PARTS OF THE EXERCISE:
1. Decide whether each statement below agrees with the passage about Wendover: (a) Wendover was built in 1925; (b) Wendover became a U.S. National Historic Landmark in 1981; (c) the main building has three large stone chimneys. Answer yes or no for each and quote the words of the passage that decide it.
2. Rewrite the paragraph of the passage about Wendover that begins "Wendover is located in a rural setting" as a list, keeping its main facts.

Wendover, also known as Frontier Nursing Service or Big House, is a historic house and former medical care facility near Hyden, Kentucky. Built in 1925, it is notable for its association with the American effort to professionalize midwifery, led by Mary Breckinridge (1881–1965). It was headquarters of the Frontier Nursing Service, an organization which continues today. Wendover was named a U.S. National Historic Landmark in 1991 for this role. It now serves as a bed and breakfast inn and retreat operated by the Service's successor, Frontier Nursing University.

==Description and history==
Wendover is located in a rural setting about 4 mi south of Hyden, Kentucky on a south-facing hillside, overlooking the Middle Fork of the Kentucky River. The principal building of the complex now on the property is a 2 1/2-story log structure covered with gabled roofs. It is roughly laid out as two wings joined by a central section, having begun as a traditional dogtrot house. Two large stone chimneys project through the main roof line. Windows are typically of the casement style, with larger windows in the more public spaces of the ground floor.

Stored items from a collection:
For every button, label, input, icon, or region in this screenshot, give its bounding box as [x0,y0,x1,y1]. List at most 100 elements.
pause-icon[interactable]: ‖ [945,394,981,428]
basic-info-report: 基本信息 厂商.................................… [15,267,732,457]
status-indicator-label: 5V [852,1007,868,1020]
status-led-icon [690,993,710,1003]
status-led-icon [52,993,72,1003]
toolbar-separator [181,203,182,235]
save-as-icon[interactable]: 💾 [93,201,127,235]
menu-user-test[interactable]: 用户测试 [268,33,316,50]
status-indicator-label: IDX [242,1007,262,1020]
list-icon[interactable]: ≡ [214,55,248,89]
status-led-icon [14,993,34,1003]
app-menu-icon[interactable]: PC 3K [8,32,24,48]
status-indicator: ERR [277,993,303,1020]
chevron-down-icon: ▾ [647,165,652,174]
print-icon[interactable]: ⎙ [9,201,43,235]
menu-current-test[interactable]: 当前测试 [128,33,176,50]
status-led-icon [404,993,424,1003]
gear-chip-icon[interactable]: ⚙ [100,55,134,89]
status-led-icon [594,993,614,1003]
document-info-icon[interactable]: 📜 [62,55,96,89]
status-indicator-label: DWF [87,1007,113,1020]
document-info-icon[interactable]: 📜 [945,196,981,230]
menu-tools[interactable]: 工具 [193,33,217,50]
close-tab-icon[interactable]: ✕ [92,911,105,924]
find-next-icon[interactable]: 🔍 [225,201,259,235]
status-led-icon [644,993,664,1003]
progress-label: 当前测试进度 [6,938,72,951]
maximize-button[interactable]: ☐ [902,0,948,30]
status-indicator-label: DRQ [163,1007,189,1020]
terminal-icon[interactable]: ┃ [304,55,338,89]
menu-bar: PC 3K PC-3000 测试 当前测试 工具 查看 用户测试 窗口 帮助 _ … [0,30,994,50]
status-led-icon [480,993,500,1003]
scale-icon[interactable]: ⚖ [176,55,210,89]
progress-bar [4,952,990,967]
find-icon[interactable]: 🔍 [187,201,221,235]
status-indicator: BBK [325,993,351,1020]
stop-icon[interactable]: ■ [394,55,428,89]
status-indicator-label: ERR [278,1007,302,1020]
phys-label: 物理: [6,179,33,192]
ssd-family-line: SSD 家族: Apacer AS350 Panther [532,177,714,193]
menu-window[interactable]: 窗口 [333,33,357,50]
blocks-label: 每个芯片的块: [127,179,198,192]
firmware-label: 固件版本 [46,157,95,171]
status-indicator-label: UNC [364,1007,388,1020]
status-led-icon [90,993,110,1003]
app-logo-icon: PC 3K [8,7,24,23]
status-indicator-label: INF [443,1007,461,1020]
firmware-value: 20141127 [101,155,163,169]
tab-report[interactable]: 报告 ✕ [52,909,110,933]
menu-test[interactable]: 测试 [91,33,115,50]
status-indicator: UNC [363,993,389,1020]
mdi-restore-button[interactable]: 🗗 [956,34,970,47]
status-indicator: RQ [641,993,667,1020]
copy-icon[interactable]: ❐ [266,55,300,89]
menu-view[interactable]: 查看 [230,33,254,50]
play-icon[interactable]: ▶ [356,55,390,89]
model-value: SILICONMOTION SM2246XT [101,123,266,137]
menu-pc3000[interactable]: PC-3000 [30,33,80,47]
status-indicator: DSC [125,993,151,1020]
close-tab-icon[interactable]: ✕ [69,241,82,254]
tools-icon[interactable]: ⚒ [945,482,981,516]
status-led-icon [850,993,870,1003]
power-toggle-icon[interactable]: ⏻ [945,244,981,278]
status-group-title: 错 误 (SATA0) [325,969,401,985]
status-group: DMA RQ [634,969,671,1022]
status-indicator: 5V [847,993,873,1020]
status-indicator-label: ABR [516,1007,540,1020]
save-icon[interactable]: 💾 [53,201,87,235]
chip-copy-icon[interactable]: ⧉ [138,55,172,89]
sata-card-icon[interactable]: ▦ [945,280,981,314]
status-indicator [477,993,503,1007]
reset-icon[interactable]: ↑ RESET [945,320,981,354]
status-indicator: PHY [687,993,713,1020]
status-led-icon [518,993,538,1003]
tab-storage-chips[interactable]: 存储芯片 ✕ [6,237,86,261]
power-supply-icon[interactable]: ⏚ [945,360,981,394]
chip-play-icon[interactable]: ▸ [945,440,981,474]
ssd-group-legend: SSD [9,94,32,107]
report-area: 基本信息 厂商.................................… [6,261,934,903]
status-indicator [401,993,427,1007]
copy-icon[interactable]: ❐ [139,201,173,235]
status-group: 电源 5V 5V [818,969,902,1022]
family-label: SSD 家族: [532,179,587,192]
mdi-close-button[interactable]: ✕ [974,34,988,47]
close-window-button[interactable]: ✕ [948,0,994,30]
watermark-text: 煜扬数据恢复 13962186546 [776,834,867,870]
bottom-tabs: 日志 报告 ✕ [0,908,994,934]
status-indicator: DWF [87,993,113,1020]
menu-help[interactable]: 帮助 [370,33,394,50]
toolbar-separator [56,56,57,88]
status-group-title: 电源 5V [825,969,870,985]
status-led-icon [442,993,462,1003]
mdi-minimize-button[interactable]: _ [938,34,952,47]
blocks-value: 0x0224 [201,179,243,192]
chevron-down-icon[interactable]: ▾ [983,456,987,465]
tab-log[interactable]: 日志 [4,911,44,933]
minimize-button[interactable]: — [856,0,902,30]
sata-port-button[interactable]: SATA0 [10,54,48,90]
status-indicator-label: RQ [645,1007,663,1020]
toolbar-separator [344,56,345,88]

SOLUTIONS PER TASK:
1.
(a) Yes: "Built in 1925"
(b) No: "Wendover was named a U.S. National Historic Landmark in 1991 for this role."
(c) No: "Two large stone chimneys project through the main roof line."

2.
- Location: rural setting about 4 mi south of Hyden, Kentucky, on a south-facing hillside overlooking the Middle Fork of the Kentucky River
- Principal building: a 2 1/2-story log structure with gabled roofs
- Layout: roughly two wings joined by a central section, begun as a traditional dogtrot house
- Chimneys: two large stone chimneys project through the main roof line
- Windows: typically casement style, larger in the more public ground-floor spaces